DOCUMENT SECTION ::
━━━
None of this is new; we have raised many of the concerns before. One by one by one, women tell their stories of life, and death, inside Yarl’s Wood, and, after a momentary shuffle, Yarl’s Wood remains. A year ago today, in response to the abuse rained upon Nigerian lesbian, feminist, asylum seeker Aderonke Apata, we wrote, “End the United Kingdom’s current witch-hunt against African lesbians, against African women asylum seekers, against African women generally. Shut down Yarl’s Wood. Don’t delay, don’t pretend it’s complicated. It’s not. The `conditions in there are very bad.’ Every day Yarl’s Wood is open, women living trauma are forced to engage with their past traumas wrapped into new ones, with the pain intensifying by the second. Every day Yarl’s Wood is open, women who sought help are exploited and then exploited again more intensively. It’s not complicated. Shut down Yarl’s Wood, because it’s bad and wrong, and every day it’s open, we are steeped deeper and deeper into guilt and shame. All of us are. Shut down Yarl’s Wood. Do it today.”

365 days later, the protest numbers grow, and Yarl’s Wood stands, solid as ever.

Yarl’s Wood is part of the global economy of miserable efficiencies, in which women who seek haven are criminalized and then forced to pay for “the troubles” they have caused. From fast track in the UK to rocket dockets in the USA, time is money. The assembly line of rejected women, and children, asylum seekers, overwhelmingly racially and ethnically identified, must continually accelerate. No time for health care. These women can’t afford that, anyway. No time to hire adequate staff. These women can’t afford to pay for proper staff. Why are women seeking asylum put in prison? Because these women can’t afford to live here. That’s the law.

 

(Photo Credit: Sally Hayden / VICE News)

Sacrificing women asylum seekers on the altar of speed and convenience

Since 2003, those seeking asylum who come to the United Kingdom are greeted with what the State delicately refers to as the Detained Fast-Track Asylum System, or DFT. The only thing systematic in DFT is violence, and in particular violence against women. Two weeks ago, the High Court found the system unlawful and should be ended immediately. The State replied that stopping the system would be “inconvenient”, and the high court agreed, granting a stay on the order. Detention Action appealed the delay, and last Friday, the Court of Appeals agreed with them, meaning the system has to close down. The Home Office is in chaos.

The State loves throwing asylum seekers behind bars. In 2013, the latest figures available show 4,286 asylum seekers locked up, via DFT, in Yarl’s Wood, Colnbrook or Harmondsworth. 4,286 human beings seeking help and haven end up in cages. In 2012, Detained Fast Track sent 2,477 asylum seekers to Yarl’s Wood, Colnbrook and Harmondsworth. That’s an increase of 73% in one year. Cruelty and inhumanity are a growth industry.

This is the third time Detained Fast Track has been found unlawful. As Detention Action noted, “The High Court first ruled in July 2014 that the operation of the Detained Fast Track was at the time unlawful. Then, on 16th December 2014 the Court of Appeal found that the detention of asylum seekers who were not at risk of absconding whilst their appeals are pending was unlawful. Yet still the Fast Track continues.”
━━━
PROVIDED DATA ::
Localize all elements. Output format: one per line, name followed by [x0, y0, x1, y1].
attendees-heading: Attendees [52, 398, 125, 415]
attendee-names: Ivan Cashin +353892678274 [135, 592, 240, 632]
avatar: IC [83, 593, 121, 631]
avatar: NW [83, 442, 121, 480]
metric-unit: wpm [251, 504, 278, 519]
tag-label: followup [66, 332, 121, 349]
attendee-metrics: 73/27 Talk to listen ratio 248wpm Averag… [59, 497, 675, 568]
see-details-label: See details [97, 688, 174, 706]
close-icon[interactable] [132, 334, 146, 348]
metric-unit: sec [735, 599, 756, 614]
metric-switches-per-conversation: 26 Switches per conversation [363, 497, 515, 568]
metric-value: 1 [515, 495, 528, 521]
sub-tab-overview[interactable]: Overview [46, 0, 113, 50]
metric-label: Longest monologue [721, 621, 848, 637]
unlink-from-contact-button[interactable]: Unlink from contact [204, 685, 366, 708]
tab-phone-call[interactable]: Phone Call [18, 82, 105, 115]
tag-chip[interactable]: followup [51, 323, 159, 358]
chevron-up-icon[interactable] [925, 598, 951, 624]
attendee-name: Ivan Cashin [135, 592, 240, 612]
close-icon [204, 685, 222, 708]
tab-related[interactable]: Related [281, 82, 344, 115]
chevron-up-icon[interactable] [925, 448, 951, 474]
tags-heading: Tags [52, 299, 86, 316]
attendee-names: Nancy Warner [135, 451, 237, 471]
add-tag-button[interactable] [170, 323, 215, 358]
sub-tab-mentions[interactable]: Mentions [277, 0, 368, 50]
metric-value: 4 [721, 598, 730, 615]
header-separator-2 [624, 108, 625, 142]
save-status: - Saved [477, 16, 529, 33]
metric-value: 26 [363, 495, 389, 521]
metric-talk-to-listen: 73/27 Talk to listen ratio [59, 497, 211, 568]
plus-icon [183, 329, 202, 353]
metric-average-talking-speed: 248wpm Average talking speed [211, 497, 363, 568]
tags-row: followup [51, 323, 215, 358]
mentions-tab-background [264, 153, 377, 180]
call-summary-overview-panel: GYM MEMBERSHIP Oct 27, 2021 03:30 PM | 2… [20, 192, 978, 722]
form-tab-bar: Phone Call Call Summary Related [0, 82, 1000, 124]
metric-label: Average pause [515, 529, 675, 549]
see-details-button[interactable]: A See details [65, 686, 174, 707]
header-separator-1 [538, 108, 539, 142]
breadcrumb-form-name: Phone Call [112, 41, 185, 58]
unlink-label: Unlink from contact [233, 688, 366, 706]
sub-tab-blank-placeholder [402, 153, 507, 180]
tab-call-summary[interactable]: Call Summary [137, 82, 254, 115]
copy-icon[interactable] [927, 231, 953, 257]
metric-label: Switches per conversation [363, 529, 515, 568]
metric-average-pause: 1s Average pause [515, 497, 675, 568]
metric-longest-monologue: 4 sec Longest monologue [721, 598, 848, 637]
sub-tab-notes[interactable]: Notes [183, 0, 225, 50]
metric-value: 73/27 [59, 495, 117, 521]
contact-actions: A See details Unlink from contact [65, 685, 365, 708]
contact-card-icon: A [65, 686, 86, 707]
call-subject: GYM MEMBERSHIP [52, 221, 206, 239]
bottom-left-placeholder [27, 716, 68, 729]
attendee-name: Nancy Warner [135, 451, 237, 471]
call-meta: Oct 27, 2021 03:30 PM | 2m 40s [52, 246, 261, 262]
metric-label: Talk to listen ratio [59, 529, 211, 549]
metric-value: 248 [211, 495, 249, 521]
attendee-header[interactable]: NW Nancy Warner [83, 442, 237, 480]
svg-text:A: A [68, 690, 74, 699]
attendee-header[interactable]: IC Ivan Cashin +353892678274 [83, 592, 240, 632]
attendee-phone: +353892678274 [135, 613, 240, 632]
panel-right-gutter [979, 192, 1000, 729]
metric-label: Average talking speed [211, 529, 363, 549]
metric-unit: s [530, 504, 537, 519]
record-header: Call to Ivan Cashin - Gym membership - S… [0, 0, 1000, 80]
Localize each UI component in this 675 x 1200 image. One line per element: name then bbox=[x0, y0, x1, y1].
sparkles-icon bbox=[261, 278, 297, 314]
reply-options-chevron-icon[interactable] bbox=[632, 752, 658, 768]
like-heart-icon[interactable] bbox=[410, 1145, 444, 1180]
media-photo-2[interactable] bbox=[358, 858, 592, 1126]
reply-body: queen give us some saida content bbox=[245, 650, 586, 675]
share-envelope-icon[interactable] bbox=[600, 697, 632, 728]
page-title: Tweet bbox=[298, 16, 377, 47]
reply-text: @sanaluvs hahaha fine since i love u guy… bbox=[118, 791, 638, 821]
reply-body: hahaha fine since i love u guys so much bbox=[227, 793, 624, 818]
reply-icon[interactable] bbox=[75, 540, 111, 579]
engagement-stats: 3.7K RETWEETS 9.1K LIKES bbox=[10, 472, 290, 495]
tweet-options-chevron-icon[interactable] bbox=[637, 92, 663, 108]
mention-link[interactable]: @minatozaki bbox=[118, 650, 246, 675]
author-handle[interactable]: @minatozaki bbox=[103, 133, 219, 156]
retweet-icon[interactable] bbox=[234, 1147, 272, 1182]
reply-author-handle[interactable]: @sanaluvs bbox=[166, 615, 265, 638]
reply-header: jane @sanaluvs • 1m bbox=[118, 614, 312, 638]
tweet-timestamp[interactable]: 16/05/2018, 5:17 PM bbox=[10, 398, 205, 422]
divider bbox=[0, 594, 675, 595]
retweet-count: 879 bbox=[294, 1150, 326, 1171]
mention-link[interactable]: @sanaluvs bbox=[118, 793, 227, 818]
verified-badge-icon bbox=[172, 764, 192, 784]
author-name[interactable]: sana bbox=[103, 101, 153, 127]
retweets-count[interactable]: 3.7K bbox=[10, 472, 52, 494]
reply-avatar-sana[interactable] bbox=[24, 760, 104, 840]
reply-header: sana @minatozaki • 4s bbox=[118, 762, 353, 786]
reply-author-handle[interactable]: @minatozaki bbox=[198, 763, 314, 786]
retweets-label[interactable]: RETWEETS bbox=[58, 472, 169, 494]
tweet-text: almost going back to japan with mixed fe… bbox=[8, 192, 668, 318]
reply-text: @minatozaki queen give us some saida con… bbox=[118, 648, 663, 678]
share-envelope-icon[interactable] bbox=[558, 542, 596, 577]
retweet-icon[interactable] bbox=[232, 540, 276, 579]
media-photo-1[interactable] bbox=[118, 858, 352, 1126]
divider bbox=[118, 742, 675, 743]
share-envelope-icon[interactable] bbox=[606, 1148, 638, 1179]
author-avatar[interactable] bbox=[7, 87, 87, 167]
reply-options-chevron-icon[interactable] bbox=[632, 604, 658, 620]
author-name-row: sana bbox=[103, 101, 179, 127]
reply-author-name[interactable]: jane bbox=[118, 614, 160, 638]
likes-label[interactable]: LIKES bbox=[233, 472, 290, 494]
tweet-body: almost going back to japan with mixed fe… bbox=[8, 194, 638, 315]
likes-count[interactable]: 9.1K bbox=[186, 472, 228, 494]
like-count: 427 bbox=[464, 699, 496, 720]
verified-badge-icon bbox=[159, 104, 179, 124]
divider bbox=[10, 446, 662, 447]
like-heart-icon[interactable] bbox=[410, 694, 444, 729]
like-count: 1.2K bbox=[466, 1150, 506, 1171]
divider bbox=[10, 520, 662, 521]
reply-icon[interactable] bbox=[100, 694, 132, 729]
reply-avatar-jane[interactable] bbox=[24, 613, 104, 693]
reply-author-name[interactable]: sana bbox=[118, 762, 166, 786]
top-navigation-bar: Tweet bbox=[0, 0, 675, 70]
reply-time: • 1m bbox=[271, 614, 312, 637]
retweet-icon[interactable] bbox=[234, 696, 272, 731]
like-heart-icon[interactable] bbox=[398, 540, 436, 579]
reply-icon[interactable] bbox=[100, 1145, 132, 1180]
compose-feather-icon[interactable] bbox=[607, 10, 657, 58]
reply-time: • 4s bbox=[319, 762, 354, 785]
━━━
EXERCISE PROMPT :: Which places does the text on Yarl's Wood and the Detained Fast Track name as sites where asylum seekers were locked up?

TASK OUTPUT :: Yarl's Wood, Colnbrook, and Harmondsworth.